◆ **Exercise aim**
Please count the lines in the listing below where the word "六房五厅七卫" appears. Give the number only.

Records
BEGIN

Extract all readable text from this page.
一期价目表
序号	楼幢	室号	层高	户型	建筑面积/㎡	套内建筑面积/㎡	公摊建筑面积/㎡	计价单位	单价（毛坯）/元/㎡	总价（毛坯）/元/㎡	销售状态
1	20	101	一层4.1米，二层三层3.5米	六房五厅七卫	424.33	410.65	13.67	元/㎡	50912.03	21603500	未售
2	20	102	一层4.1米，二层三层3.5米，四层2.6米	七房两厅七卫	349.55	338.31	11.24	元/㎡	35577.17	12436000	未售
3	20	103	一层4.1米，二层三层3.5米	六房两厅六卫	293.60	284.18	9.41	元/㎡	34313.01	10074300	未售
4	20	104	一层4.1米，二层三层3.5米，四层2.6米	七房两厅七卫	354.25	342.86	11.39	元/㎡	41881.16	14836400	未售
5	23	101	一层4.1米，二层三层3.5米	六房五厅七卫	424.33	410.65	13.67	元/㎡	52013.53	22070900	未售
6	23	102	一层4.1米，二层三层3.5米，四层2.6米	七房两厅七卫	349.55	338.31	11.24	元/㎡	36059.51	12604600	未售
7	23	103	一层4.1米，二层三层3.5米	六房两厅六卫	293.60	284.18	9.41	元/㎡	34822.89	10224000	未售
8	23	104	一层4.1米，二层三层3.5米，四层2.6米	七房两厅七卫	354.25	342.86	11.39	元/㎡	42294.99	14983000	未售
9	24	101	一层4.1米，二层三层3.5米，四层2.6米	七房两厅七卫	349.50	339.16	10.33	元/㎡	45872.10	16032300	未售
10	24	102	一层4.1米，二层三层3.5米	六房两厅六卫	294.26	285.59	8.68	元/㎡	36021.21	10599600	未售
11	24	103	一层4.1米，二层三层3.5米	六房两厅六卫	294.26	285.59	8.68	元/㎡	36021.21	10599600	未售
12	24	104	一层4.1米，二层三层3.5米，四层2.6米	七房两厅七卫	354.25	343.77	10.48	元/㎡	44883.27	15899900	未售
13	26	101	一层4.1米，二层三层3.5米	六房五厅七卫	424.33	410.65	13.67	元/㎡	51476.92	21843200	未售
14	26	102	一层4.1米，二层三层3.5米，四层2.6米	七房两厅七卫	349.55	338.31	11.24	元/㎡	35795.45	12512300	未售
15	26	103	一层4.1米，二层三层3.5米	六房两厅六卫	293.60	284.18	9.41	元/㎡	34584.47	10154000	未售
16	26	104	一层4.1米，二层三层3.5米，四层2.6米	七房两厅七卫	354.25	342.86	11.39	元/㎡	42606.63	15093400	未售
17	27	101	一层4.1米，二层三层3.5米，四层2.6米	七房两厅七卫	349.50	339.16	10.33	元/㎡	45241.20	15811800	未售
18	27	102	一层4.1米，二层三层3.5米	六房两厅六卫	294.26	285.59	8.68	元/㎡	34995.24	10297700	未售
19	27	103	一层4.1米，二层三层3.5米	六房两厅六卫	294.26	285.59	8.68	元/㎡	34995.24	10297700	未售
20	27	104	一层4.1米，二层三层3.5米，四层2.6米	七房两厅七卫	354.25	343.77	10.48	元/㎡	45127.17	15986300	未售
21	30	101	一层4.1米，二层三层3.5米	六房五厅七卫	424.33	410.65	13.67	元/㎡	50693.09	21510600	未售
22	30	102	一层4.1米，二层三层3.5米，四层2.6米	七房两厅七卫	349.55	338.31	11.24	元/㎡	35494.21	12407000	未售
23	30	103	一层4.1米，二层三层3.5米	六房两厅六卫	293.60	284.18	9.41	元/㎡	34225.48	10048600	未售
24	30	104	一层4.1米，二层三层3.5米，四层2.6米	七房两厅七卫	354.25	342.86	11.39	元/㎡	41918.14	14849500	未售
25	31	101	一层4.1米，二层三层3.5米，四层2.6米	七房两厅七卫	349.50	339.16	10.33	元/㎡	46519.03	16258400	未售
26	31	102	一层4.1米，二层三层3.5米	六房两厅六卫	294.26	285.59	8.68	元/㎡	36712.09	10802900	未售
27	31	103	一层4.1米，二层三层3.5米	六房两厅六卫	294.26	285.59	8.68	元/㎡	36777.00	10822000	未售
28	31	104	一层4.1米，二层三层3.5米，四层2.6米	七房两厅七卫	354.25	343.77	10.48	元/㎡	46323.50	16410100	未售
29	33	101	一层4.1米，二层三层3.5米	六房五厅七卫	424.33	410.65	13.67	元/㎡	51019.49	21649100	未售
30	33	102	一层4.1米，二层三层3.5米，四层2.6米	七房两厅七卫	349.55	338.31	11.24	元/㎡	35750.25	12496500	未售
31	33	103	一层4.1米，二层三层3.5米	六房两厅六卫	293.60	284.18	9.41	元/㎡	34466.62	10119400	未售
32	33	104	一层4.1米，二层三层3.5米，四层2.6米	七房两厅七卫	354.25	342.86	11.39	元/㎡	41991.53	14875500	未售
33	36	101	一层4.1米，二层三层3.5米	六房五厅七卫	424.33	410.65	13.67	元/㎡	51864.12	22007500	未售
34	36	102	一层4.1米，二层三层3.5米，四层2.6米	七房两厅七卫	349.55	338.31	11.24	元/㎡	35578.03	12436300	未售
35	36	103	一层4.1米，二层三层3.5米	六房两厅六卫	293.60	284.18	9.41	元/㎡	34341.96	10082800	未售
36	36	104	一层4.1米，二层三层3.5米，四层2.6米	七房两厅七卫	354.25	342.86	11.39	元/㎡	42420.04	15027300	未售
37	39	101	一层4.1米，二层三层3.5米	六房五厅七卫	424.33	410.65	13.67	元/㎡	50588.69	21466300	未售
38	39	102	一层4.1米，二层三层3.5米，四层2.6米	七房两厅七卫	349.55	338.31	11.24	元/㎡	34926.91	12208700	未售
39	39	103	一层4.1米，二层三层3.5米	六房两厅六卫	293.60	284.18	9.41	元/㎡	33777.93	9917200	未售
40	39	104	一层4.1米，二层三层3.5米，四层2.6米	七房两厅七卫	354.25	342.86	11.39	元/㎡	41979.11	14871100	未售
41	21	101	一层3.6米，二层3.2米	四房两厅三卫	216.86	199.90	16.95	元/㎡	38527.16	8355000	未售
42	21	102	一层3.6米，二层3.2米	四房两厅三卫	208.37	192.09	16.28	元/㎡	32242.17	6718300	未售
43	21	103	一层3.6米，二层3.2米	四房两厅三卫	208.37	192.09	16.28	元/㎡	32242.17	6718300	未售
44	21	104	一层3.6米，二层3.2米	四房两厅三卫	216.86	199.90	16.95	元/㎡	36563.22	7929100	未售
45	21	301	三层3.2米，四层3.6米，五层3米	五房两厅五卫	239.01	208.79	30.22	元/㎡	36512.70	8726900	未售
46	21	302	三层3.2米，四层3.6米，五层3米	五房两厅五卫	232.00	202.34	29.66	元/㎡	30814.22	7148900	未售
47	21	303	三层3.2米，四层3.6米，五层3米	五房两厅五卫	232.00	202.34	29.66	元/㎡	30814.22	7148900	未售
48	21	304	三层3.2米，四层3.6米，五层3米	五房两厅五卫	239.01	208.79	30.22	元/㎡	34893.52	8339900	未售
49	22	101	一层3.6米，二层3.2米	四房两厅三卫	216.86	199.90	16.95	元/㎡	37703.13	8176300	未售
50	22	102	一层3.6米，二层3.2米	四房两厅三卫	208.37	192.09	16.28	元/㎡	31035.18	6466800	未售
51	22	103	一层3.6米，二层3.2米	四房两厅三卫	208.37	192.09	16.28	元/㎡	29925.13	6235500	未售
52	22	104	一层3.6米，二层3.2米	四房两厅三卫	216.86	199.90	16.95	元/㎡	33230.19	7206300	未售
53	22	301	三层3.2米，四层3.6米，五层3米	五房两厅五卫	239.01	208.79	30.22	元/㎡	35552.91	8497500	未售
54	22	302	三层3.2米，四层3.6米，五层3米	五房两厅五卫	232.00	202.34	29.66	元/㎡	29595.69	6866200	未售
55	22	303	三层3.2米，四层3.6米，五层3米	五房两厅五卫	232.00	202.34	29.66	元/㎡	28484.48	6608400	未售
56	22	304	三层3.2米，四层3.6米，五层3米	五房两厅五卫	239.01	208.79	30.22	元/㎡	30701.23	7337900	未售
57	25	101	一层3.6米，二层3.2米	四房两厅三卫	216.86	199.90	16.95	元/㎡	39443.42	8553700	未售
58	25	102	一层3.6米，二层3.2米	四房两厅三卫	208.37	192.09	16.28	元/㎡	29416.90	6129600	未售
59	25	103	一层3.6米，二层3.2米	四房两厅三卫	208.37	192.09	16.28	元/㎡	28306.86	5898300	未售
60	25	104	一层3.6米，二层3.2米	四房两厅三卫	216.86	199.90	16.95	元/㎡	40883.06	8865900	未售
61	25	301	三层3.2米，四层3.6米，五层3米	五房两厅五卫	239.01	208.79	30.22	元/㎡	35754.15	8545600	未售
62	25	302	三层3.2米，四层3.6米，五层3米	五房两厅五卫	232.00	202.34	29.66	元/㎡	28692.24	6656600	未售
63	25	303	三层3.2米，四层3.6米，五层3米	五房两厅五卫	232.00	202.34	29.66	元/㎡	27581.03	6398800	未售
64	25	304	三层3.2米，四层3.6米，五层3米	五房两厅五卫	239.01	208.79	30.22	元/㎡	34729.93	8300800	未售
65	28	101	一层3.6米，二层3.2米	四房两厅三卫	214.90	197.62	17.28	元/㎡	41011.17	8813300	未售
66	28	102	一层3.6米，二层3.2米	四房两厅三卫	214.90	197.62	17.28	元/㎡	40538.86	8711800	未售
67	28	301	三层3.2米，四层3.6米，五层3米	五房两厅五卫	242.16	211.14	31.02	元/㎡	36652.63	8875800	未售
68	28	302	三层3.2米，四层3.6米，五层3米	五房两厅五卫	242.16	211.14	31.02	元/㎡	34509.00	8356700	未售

END

◆ **Written response**
7